Render everything from the line containing "data-point (485, 271, 492, 278)" down to the line containing "x-tick-label: 20 (496, 429, 512, 445)", both included, as a JSON list of strings with one string per line and no blank lines.

(Raw records)
START

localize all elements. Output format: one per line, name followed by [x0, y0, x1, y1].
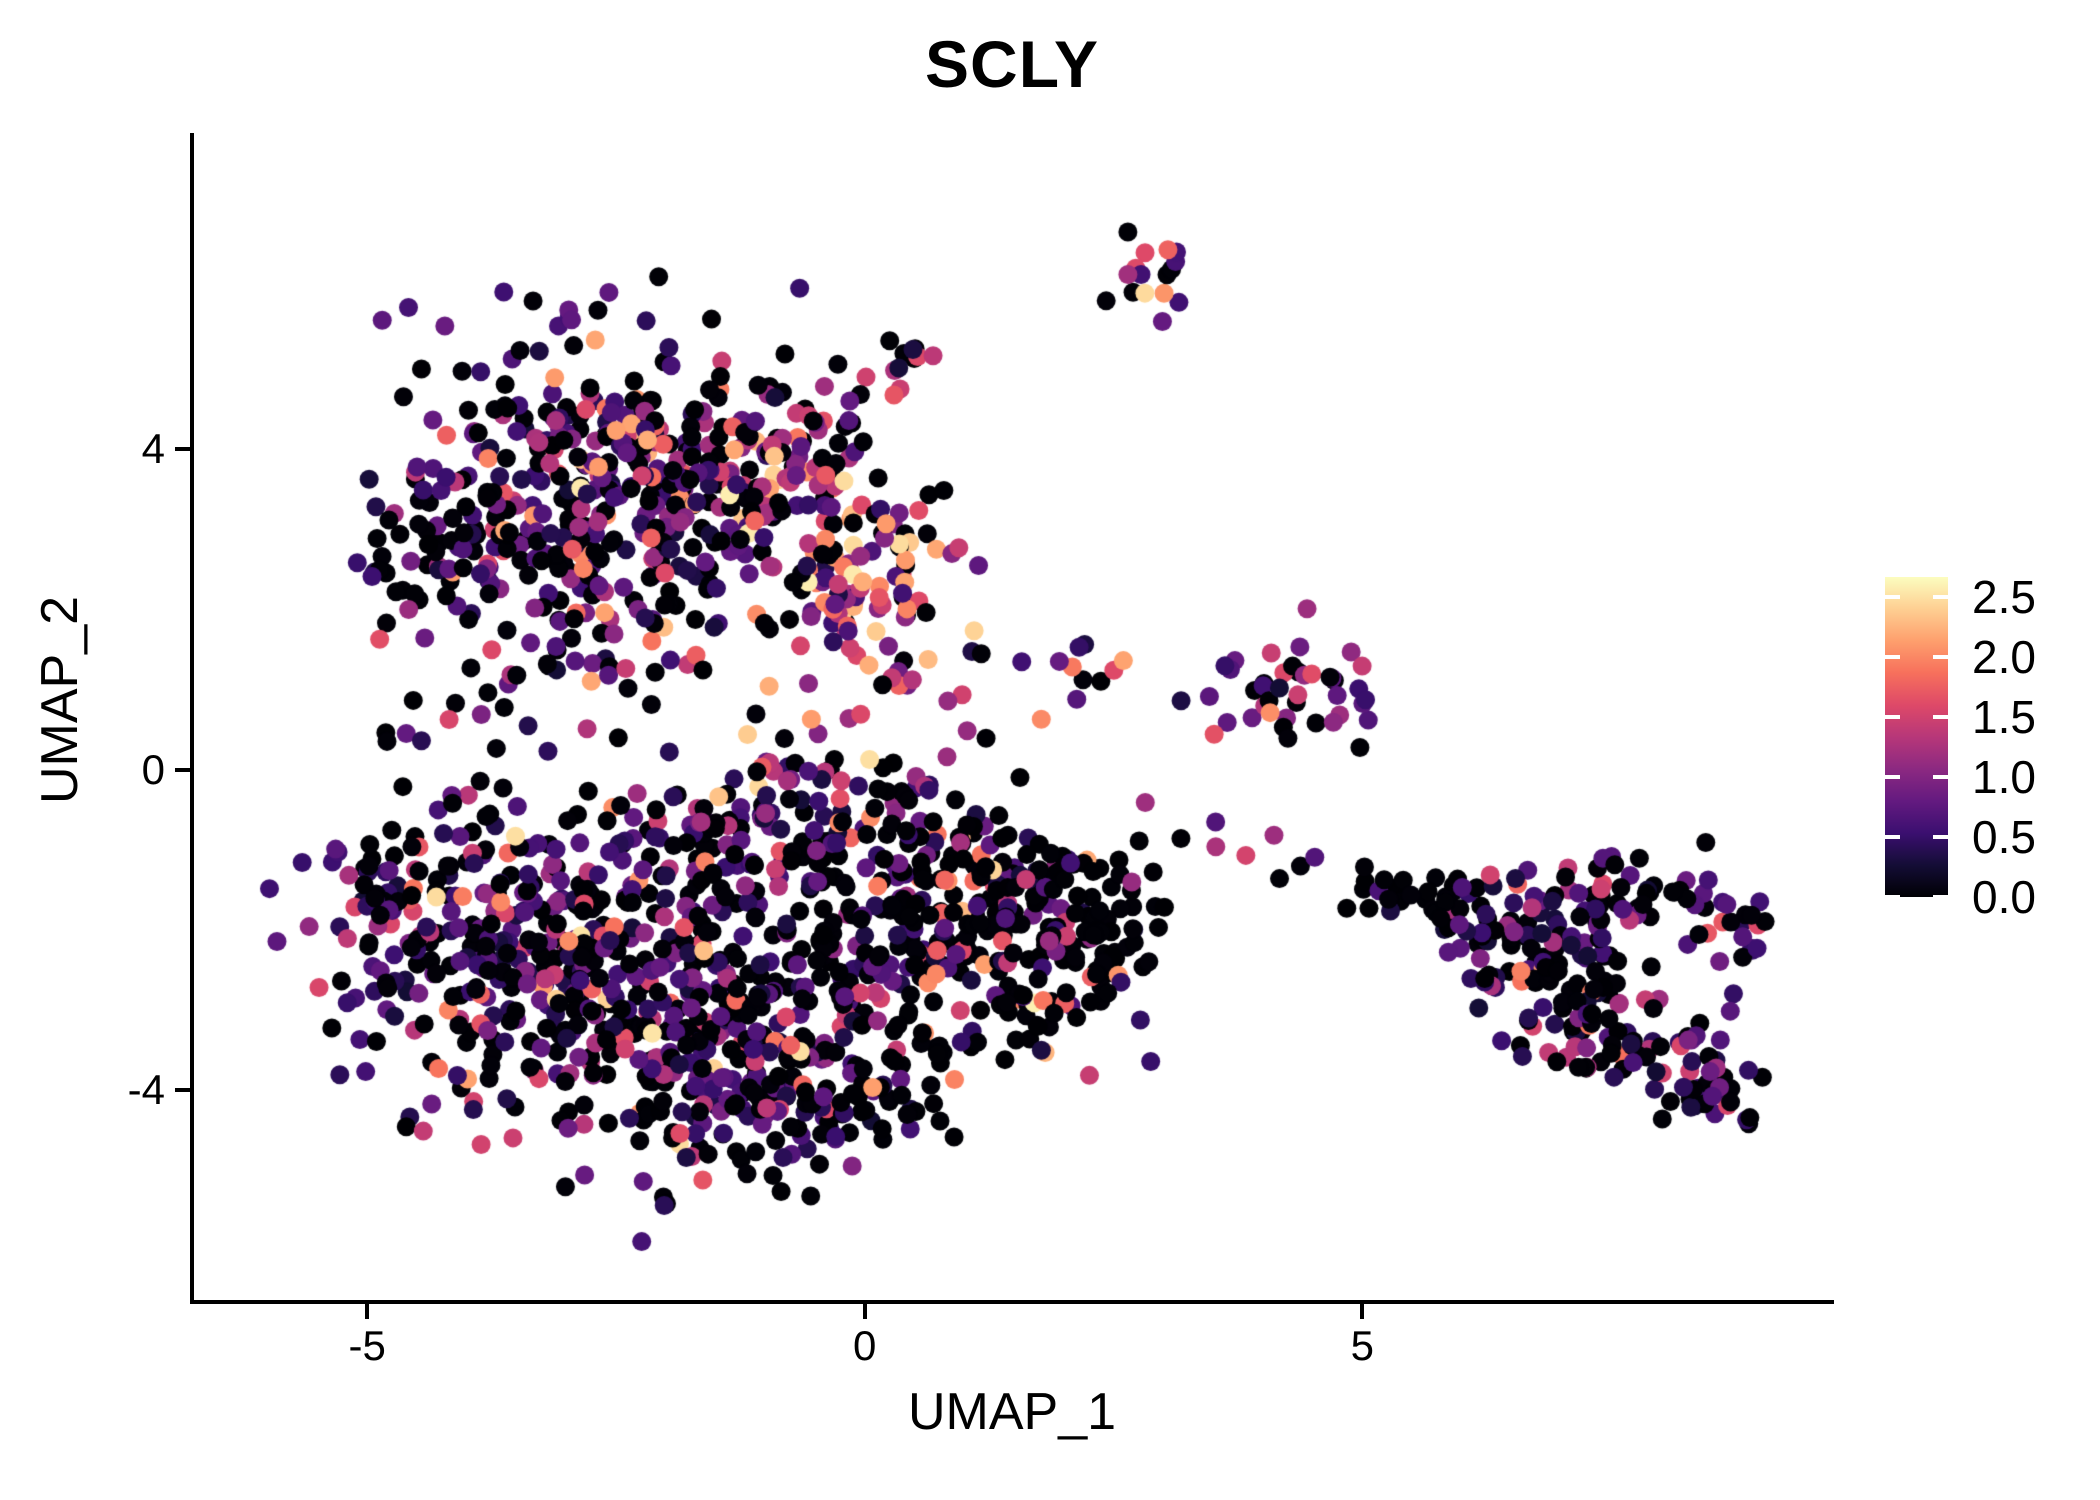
y-tick: [175, 1088, 190, 1093]
colorbar-tick-label: 0.5: [1972, 811, 2036, 864]
colorbar-tick: [1933, 595, 1948, 600]
colorbar-tick: [1885, 895, 1900, 899]
x-tick-label: -5: [348, 1322, 386, 1369]
colorbar-tick: [1885, 595, 1900, 600]
x-axis-title: UMAP_1: [907, 1383, 1117, 1441]
colorbar-tick-label: 1.0: [1972, 751, 2036, 804]
y-axis-line: [190, 133, 194, 1304]
y-tick: [175, 447, 190, 452]
x-tick: [365, 1304, 370, 1319]
y-tick-label: -4: [127, 1066, 165, 1114]
y-tick-label: 0: [141, 745, 165, 793]
y-tick-label: 4: [141, 425, 165, 473]
colorbar-tick: [1933, 775, 1948, 780]
colorbar-gradient: [1885, 577, 1948, 897]
colorbar-tick: [1885, 775, 1900, 780]
x-tick-label: 0: [853, 1322, 877, 1369]
colorbar-tick: [1933, 895, 1948, 899]
colorbar-tick: [1885, 715, 1900, 720]
colorbar-tick-label: 2.5: [1972, 571, 2036, 624]
x-axis-line: [190, 1300, 1834, 1304]
colorbar-tick: [1885, 835, 1900, 840]
colorbar-tick-label: 1.5: [1972, 691, 2036, 744]
colorbar-tick: [1933, 835, 1948, 840]
page-title: SCLY: [925, 27, 1099, 101]
x-tick: [862, 1304, 867, 1319]
colorbar-tick: [1933, 655, 1948, 660]
colorbar-tick-label: 0.0: [1972, 871, 2036, 923]
x-tick: [1360, 1304, 1365, 1319]
y-tick: [175, 767, 190, 772]
colorbar-tick: [1885, 655, 1900, 660]
colorbar: [1885, 577, 1948, 897]
x-tick-label: 5: [1350, 1322, 1374, 1369]
colorbar-tick-label: 2.0: [1972, 631, 2036, 684]
colorbar-tick: [1933, 715, 1948, 720]
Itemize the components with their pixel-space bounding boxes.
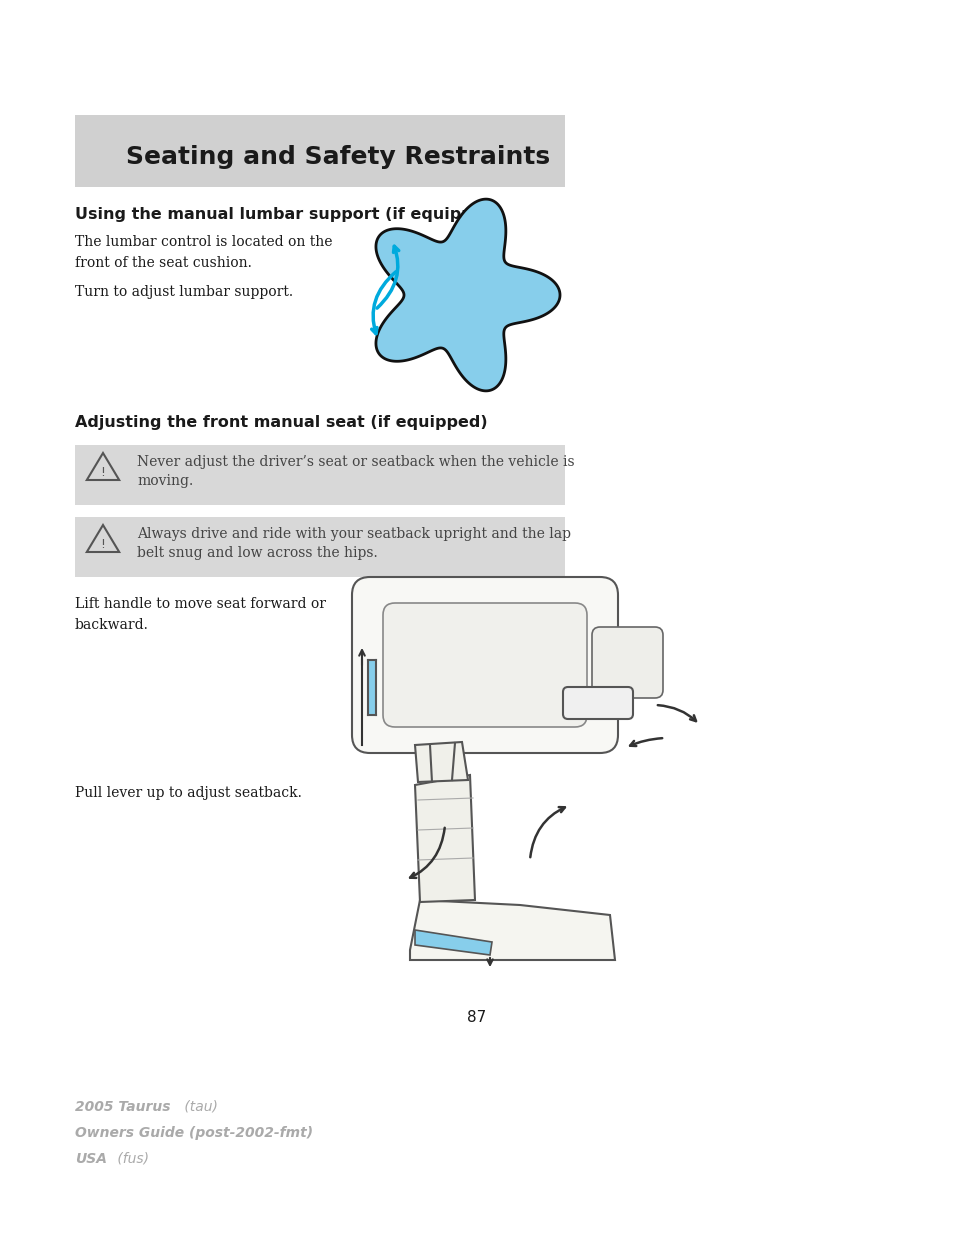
- Text: USA: USA: [75, 1152, 107, 1166]
- Bar: [75, 445, 564, 505]
- Text: (fus): (fus): [112, 1152, 149, 1166]
- Text: Always drive and ride with your seatback upright and the lap
belt snug and low a: Always drive and ride with your seatback…: [137, 527, 571, 561]
- Text: Never adjust the driver’s seat or seatback when the vehicle is
moving.: Never adjust the driver’s seat or seatba…: [137, 454, 574, 489]
- Bar: [368, 659, 375, 715]
- Text: 2005 Taurus: 2005 Taurus: [75, 1100, 171, 1114]
- FancyBboxPatch shape: [562, 687, 633, 719]
- Text: Using the manual lumbar support (if equipped): Using the manual lumbar support (if equi…: [75, 207, 502, 222]
- Polygon shape: [415, 742, 468, 782]
- Text: Pull lever up to adjust seatback.: Pull lever up to adjust seatback.: [75, 785, 301, 800]
- Text: The lumbar control is located on the
front of the seat cushion.: The lumbar control is located on the fro…: [75, 235, 333, 269]
- Text: Turn to adjust lumbar support.: Turn to adjust lumbar support.: [75, 285, 293, 299]
- Text: Seating and Safety Restraints: Seating and Safety Restraints: [126, 144, 550, 169]
- Text: Adjusting the front manual seat (if equipped): Adjusting the front manual seat (if equi…: [75, 415, 487, 430]
- Polygon shape: [375, 199, 559, 390]
- Text: Owners Guide (post-2002-fmt): Owners Guide (post-2002-fmt): [75, 1126, 313, 1140]
- Polygon shape: [415, 776, 475, 902]
- FancyBboxPatch shape: [352, 577, 618, 753]
- Text: !: !: [100, 467, 106, 479]
- Text: (tau): (tau): [180, 1100, 217, 1114]
- Polygon shape: [415, 930, 492, 955]
- FancyBboxPatch shape: [382, 603, 586, 727]
- Polygon shape: [410, 900, 615, 960]
- FancyBboxPatch shape: [592, 627, 662, 698]
- Text: 87: 87: [467, 1010, 486, 1025]
- Bar: [75, 517, 564, 577]
- Text: !: !: [100, 538, 106, 551]
- Bar: [75, 115, 564, 186]
- Text: Lift handle to move seat forward or
backward.: Lift handle to move seat forward or back…: [75, 597, 326, 631]
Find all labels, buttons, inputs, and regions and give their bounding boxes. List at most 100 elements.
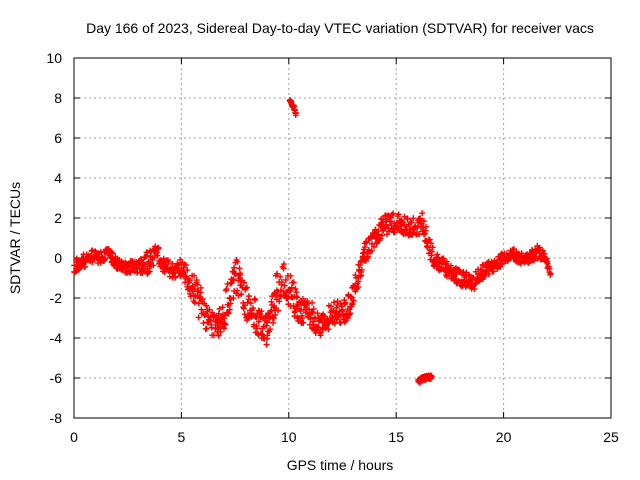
data-point (485, 271, 492, 278)
data-point (395, 211, 402, 218)
data-point (253, 325, 260, 332)
data-point (331, 299, 338, 306)
data-point (315, 324, 322, 331)
data-point (259, 331, 266, 338)
data-point (274, 270, 281, 277)
y-tick-label: 6 (54, 130, 62, 146)
data-point (414, 224, 421, 231)
data-point (390, 210, 397, 217)
data-point (379, 232, 386, 239)
data-point (208, 324, 215, 331)
data-point (161, 269, 168, 276)
data-point (228, 279, 235, 286)
x-tick-label: 20 (496, 429, 512, 445)
data-point (536, 244, 543, 251)
y-tick-label: -8 (50, 410, 63, 426)
plot-area (73, 57, 612, 419)
axis-ticks: 0 5 10 15 20 25 -8 -6 -4 -2 0 2 4 6 8 10 (46, 50, 619, 445)
y-tick-label: 2 (54, 210, 62, 226)
y-tick-label: -4 (50, 330, 63, 346)
data-point (321, 313, 328, 320)
data-point (290, 279, 297, 286)
data-point (282, 276, 289, 283)
data-point (217, 328, 224, 335)
data-point (424, 243, 431, 250)
data-point (363, 239, 370, 246)
data-point (294, 294, 301, 301)
data-point (186, 277, 193, 284)
data-point (278, 279, 285, 286)
data-point (134, 269, 141, 276)
data-point (311, 315, 318, 322)
data-point (397, 223, 404, 230)
y-tick-label: 8 (54, 90, 62, 106)
data-point (237, 271, 244, 278)
data-point (215, 332, 222, 339)
data-point (358, 272, 365, 279)
data-point (428, 252, 435, 259)
data-point (355, 278, 362, 285)
x-tick-label: 5 (178, 429, 186, 445)
y-tick-label: -2 (50, 290, 63, 306)
data-point (194, 281, 201, 288)
data-point (370, 243, 377, 250)
data-point (275, 307, 282, 314)
data-point (309, 299, 316, 306)
data-point (277, 273, 284, 280)
data-point (547, 270, 554, 277)
data-point (207, 317, 214, 324)
data-point (247, 300, 254, 307)
data-point (271, 314, 278, 321)
data-point (166, 273, 173, 280)
data-point (243, 317, 250, 324)
data-point (299, 319, 306, 326)
data-point (334, 301, 341, 308)
data-point (293, 289, 300, 296)
data-point (314, 310, 321, 317)
data-point (197, 284, 204, 291)
data-point (234, 258, 241, 265)
data-point (242, 285, 249, 292)
data-point (421, 231, 428, 238)
data-point (419, 210, 426, 217)
data-point (341, 318, 348, 325)
data-point (222, 287, 229, 294)
x-tick-label: 15 (388, 429, 404, 445)
data-point (251, 295, 258, 302)
data-point (264, 335, 271, 342)
data-point (165, 258, 172, 265)
data-point (81, 263, 88, 270)
data-point (302, 309, 309, 316)
data-point (358, 266, 365, 273)
data-point (280, 265, 287, 272)
data-point (243, 284, 250, 291)
data-point (544, 258, 551, 265)
data-point (252, 313, 259, 320)
data-point (440, 255, 447, 262)
data-point (357, 262, 364, 269)
data-point (299, 295, 306, 302)
data-point (310, 305, 317, 312)
data-point (255, 318, 262, 325)
data-point (238, 291, 245, 298)
data-point (258, 308, 265, 315)
data-point (415, 231, 422, 238)
data-point (263, 341, 270, 348)
data-point (183, 262, 190, 269)
y-axis-label: SDTVAR / TECUs (7, 182, 23, 294)
data-point (146, 268, 153, 275)
data-point (267, 326, 274, 333)
data-point (203, 302, 210, 309)
data-point (353, 274, 360, 281)
data-point (195, 314, 202, 321)
data-point (241, 302, 248, 309)
data-point (215, 310, 222, 317)
data-point (226, 306, 233, 313)
data-point (203, 325, 210, 332)
data-point (428, 373, 435, 380)
data-point (435, 254, 442, 261)
data-points (71, 97, 554, 386)
data-point (427, 240, 434, 247)
data-point (498, 260, 505, 267)
data-point (199, 296, 206, 303)
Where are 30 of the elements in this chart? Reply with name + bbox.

END

▶ _FULL RESPONSE_:
[
  "data-point (485, 271, 492, 278)",
  "data-point (395, 211, 402, 218)",
  "data-point (253, 325, 260, 332)",
  "data-point (331, 299, 338, 306)",
  "data-point (315, 324, 322, 331)",
  "data-point (259, 331, 266, 338)",
  "data-point (274, 270, 281, 277)",
  "y-tick-label: 6 (54, 130, 62, 146)",
  "data-point (414, 224, 421, 231)",
  "data-point (390, 210, 397, 217)",
  "data-point (379, 232, 386, 239)",
  "data-point (208, 324, 215, 331)",
  "data-point (161, 269, 168, 276)",
  "data-point (228, 279, 235, 286)",
  "x-tick-label: 20 (496, 429, 512, 445)"
]